=== Extract provided ===
Editor-in-Chief: David Konisky – Indiana University, Bloomington, USA 

David Konisky is the Lynton K Caldwell Professor at the Paul H. O’Neill School of Public and Environmental Affairs at Indiana University. He has published widely in the areas of U.S. environmental politics and policy, regulation, federalism, environmental justice, and public opinion. He has authored or edited six books, including Failed Promises: Evaluating the Federal Government’s Response to Environmental Justice (MIT Press, 2015), Cheap and Clean: How Americans Think about Energy in the Age of Global Warming (MIT Press, 2014, with Steve Ansolabehere), and, most recently, Fifty Years at the US Environmental Protection Agency: Progress, Retrenchment, and Opportunities (Rowman & Littlefield, 2021, with Jim Barnes and John Graham). At Indiana University, he has affiliations with the Ostrom Workshop, the Department of Political Science, the Center for Research on Race and Ethnicity in Society, and the Environmental Resilience Institute. He joined the Environmental Politics editorial team in February 2021, and began as Editor-in-Chief in January 2024.

Editor: Prakash Kashwan Brandeis University, USA

Prakash Kashwan is a scholar of environmental policy and politics, with a specific focus on environmental justice, climate justice, and global climate governance. Currently, he is an Associate Professor of Environmental Studies and an Affiliated Faculty at the Heller School for Social Policy & Management at Brandeis University. Prior to joining Brandeis in the fall of 2022, he was a tenured Associate Professor of Political Science and Co-Director of the Research Program on Economic and Social Rights at the Human Rights Institute of University of Connecticut, Storrs. His research and teaching builds on his interdisciplinary educational background and a first career in international development. Kashwan  is the author of Democracy in the Woods: Environmental Conservation and Social Justice in India, Tanzania, and Mexico (Oxford University Press 2017), which has been reviewed extensively in scholarly journals and popular media.

=== Collected data entries ===

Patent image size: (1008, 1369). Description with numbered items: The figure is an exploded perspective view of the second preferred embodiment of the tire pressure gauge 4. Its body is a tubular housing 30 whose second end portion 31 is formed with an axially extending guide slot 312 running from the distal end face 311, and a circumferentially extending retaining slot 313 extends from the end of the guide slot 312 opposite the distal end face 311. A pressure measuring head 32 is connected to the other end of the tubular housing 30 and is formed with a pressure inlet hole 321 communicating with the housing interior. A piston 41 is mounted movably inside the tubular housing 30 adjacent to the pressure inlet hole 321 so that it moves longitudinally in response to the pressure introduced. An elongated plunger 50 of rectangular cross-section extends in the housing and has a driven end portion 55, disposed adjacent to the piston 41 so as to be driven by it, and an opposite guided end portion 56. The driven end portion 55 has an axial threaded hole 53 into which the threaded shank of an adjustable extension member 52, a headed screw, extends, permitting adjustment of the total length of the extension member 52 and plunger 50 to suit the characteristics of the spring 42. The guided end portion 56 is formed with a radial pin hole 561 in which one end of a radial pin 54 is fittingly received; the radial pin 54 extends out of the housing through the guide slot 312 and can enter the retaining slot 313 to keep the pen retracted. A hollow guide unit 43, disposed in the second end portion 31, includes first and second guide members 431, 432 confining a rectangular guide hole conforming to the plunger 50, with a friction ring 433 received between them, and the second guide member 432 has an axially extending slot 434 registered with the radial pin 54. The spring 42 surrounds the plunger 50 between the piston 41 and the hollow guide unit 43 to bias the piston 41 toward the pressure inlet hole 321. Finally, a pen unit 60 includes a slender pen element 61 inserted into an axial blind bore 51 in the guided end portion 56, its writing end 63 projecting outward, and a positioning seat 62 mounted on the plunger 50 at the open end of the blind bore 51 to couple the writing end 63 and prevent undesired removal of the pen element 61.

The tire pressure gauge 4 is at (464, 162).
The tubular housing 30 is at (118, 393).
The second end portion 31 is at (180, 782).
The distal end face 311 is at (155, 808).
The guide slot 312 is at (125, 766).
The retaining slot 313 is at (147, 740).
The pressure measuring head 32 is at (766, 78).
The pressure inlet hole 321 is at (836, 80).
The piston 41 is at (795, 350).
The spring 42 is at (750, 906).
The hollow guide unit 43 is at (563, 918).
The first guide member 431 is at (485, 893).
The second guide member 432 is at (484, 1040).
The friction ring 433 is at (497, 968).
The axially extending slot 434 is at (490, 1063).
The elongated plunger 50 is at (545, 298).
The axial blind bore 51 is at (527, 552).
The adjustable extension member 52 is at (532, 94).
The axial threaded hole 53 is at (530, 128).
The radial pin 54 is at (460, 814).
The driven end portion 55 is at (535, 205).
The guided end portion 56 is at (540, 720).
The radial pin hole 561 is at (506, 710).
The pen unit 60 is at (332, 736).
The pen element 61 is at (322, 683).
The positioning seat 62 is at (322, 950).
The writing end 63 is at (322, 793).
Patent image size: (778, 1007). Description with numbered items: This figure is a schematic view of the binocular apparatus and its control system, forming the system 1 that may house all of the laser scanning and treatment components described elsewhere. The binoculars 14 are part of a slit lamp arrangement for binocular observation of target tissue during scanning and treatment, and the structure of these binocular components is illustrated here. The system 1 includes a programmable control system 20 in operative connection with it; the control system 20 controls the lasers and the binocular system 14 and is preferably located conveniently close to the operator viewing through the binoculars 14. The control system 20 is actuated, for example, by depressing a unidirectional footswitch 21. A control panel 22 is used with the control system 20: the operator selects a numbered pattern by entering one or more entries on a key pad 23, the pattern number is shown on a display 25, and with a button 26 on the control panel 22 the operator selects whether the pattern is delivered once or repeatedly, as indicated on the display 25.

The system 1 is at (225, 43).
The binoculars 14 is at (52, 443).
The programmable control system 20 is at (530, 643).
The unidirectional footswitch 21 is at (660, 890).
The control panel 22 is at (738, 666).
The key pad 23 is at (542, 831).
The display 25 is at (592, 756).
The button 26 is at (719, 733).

=== Stated task A ===
Please translate this sentence from the editor biographies into Spanish: "He joined the Environmental Politics editorial team in February 2021, and began as Editor-in-Chief in January 2024."
=== Stated task B ===
Write a continuation of the editor biographies, picking up right after their final sentence.

=== Task output A ===
Se incorporó al equipo editorial de Environmental Politics en febrero de 2021 y comenzó como editor jefe en enero de 2024.

=== Task output B ===
Editor: Sherilyn MacGregor University of Manchester, UK

Sherilyn is Professor of Environmental Politics at the University of Manchester. She is the author of Beyond Mothering Earth: Ecological Citizenship and the Politics of Care (UBC Press, 2006, co-author of the 4th edition of Environment and Politics (Routledge, 2015), co-editor of the two volume Environmental Movements Around the World (Praeger, 2014) and editor of the Routledge Handbook of Gender and Environment (2017). She has published extensively on ecofeminist politics, environmental/climate justice, and strategies for just eco-social transformation. She has recently produced major policy papers for Oxfam America and the UK Women’s Budget Group and is currently principal investigator of the Leverhulme-funded ‘Towards inclusive environmental sustainabilities’ and of the GIZ-funded ‘Operationalising gender-just climate finance’ research projects. Sherilyn returned to the editorial team in 2020, having previously served from 2010-2016.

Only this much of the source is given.